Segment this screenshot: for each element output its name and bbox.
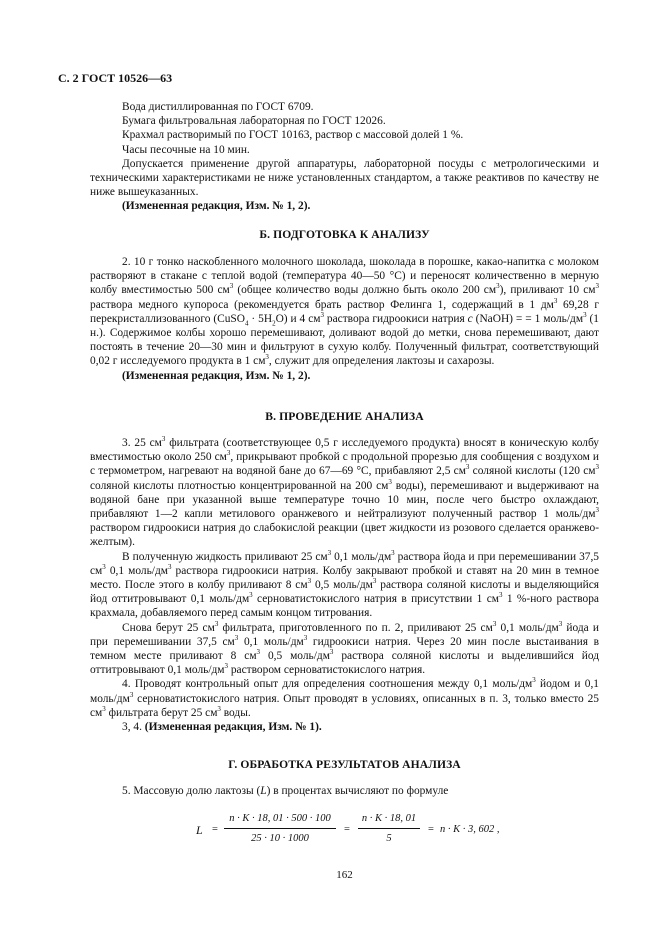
list-item: Часы песочные на 10 мин. xyxy=(122,143,250,156)
fraction-numerator: n · K · 18, 01 xyxy=(358,812,420,829)
equipment-list xyxy=(90,100,599,214)
formula-equals: = xyxy=(212,824,218,835)
section-title-procedure: В. ПРОВЕДЕНИЕ АНАЛИЗА xyxy=(265,410,424,423)
page-header: С. 2 ГОСТ 10526—63 xyxy=(58,71,173,85)
section-procedure-body xyxy=(90,436,599,734)
section-title-results: Г. ОБРАБОТКА РЕЗУЛЬТАТОВ АНАЛИЗА xyxy=(228,758,461,771)
formula-intro: 5. Массовую долю лактозы (L) в процентах вычисляют по формуле xyxy=(122,785,449,797)
amendment-note: (Измененная редакция, Изм. № 1, 2). xyxy=(122,200,311,213)
amendment-note: 3, 4. (Измененная редакция, Изм. № 1). xyxy=(122,721,322,734)
section-title-preparation: Б. ПОДГОТОВКА К АНАЛИЗУ xyxy=(259,228,430,241)
amendment-note: (Измененная редакция, Изм. № 1, 2). xyxy=(122,369,311,382)
paragraph-repeat: Снова берут 25 $см^3$ фильтрата, приготовленного по п. 2, приливают 25 $см^3$ 0,1 моль/$дм^3$ йода и при перемешивании 37,5 $см^3$ 0,1 моль/$дм^3$ гидроокиси натрия. Через 20 мин после выстаивания в темном месте приливают 8 $см^3$ 0,5 моль/$дм^3$ раствора соляной кислоты и выделившийся йод оттитровывают 0,1 моль/$дм^3$ раствором серноватистокислого натрия. xyxy=(90,619,600,677)
formula-result: n · K · 3, 602 , xyxy=(440,824,500,835)
paragraph-4: 4. Проводят контрольный опыт для определения соотношения между 0,1 моль/$дм^3$ йодом и 0,1 моль/$дм^3$ серноватистокислого натрия. Опыт проводят в условиях, описанных в п. 3, только вместо 25 $см^3$ фильтрата берут 25 $см^3$ воды. xyxy=(90,676,599,719)
lactose-formula xyxy=(196,812,506,852)
list-item: Бумага фильтровальная лабораторная по ГОСТ 12026. xyxy=(122,115,386,128)
paragraph-3: 3. 25 $см^3$ фильтрата (соответствующее 0,5 г исследуемого продукта) вносят в коническую колбу вместимостью около 250 $см^3$, прикрывают пробкой с продольной прорезью для сообщения с воздухом и с термометром, нагревают на водяной бане до 67—69 °С, прибавляют 2,5 $см^3$ соляной кислоты (120 $см^3$ соляной кислоты плотностью концентрированной на 200 $см^3$ воды), перемешивают и выдерживают на водяной бане при указанной выше температуре точно 10 мин, после чего быстро охлаждают, прибавляют 1—2 капли метилового оранжевого и нейтрализуют полученный раствор 1 моль/$дм^3$ раствором гидроокиси натрия до слабокислой реакции (цвет жидкости из розового сделается оранжево-желтым). xyxy=(90,435,600,549)
formula-equals: = xyxy=(344,824,350,835)
fraction-denominator: 5 xyxy=(386,833,392,845)
list-item: Крахмал растворимый по ГОСТ 10163, раствор с массовой долей 1 %. xyxy=(122,129,464,142)
intro-paragraph: Допускается применение другой аппаратуры, лабораторной посуды с метрологическими и техническими характеристиками не ниже установленных стандартом, а также реактивов по качеству не ниже вышеуказанных. xyxy=(90,157,599,199)
paragraph-2: 2. 10 г тонко наскобленного молочного шоколада, шоколада в порошке, какао-напитка с молоком растворяют в стакане с теплой водой (температура 40—50 °С) и переносят количественно в мерную колбу вместимостью 500 $см^3$ (общее количество воды должно быть около 200 $см^3$), приливают 10 $см^3$ раствора медного купороса (рекомендуется брать раствор Фелинга 1, содержащий в 1 $дм^3$ 69,28 г перекристаллизованного (CuSO$_4$ · $5H_2O$) и 4 $см^3$ раствора гидроокиси натрия c (NaOH) = = 1 моль/$дм^3$ (1 н.). Содержимое колбы хорошо перемешивают, доливают водой до метки, снова перемешивают, дают постоять в течение 20—30 мин и фильтруют в сухую колбу. Полученный фильтрат, соответствующий 0,02 г исследуемого продукта в 1 $см^3$, служит для определения лактозы и сахарозы. xyxy=(90,256,599,368)
list-item: Вода дистиллированная по ГОСТ 6709. xyxy=(122,101,314,113)
section-results-body xyxy=(90,784,599,798)
formula-fraction-2 xyxy=(358,812,420,846)
paragraph-iodine: В полученную жидкость приливают 25 $см^3$ 0,1 моль/$дм^3$ раствора йода и при перемешивании 37,5 $см^3$ 0,1 моль/$дм^3$ раствора гидроокиси натрия. Колбу закрывают пробкой и ставят на 20 мин в темное место. После этого в колбу приливают 8 $см^3$ 0,5 моль/$дм^3$ раствора соляной кислоты и выделяющийся йод оттитровывают 0,1 моль/$дм^3$ серноватистокислого натрия в присутствии 1 $см^3$ 1 %-ного раствора крахмала, добавляемого перед самым концом титрования. xyxy=(90,548,600,620)
formula-lhs: L xyxy=(196,823,203,837)
formula-fraction-1 xyxy=(224,812,336,846)
fraction-denominator: 25 · 10 · 1000 xyxy=(251,833,309,845)
fraction-numerator: n · K · 18, 01 · 500 · 100 xyxy=(224,812,336,829)
formula-equals: = xyxy=(428,824,434,835)
section-preparation-body xyxy=(90,255,599,383)
page-number: 162 xyxy=(336,869,353,881)
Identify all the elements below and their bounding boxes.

→ Problem to solve:
Pull out each line of the entries above that contains the string "denominator", and copy every such line in full.

→ Final answer:
fraction-denominator: 5 xyxy=(386,833,392,845)
fraction-denominator: 25 · 10 · 1000 xyxy=(251,833,309,845)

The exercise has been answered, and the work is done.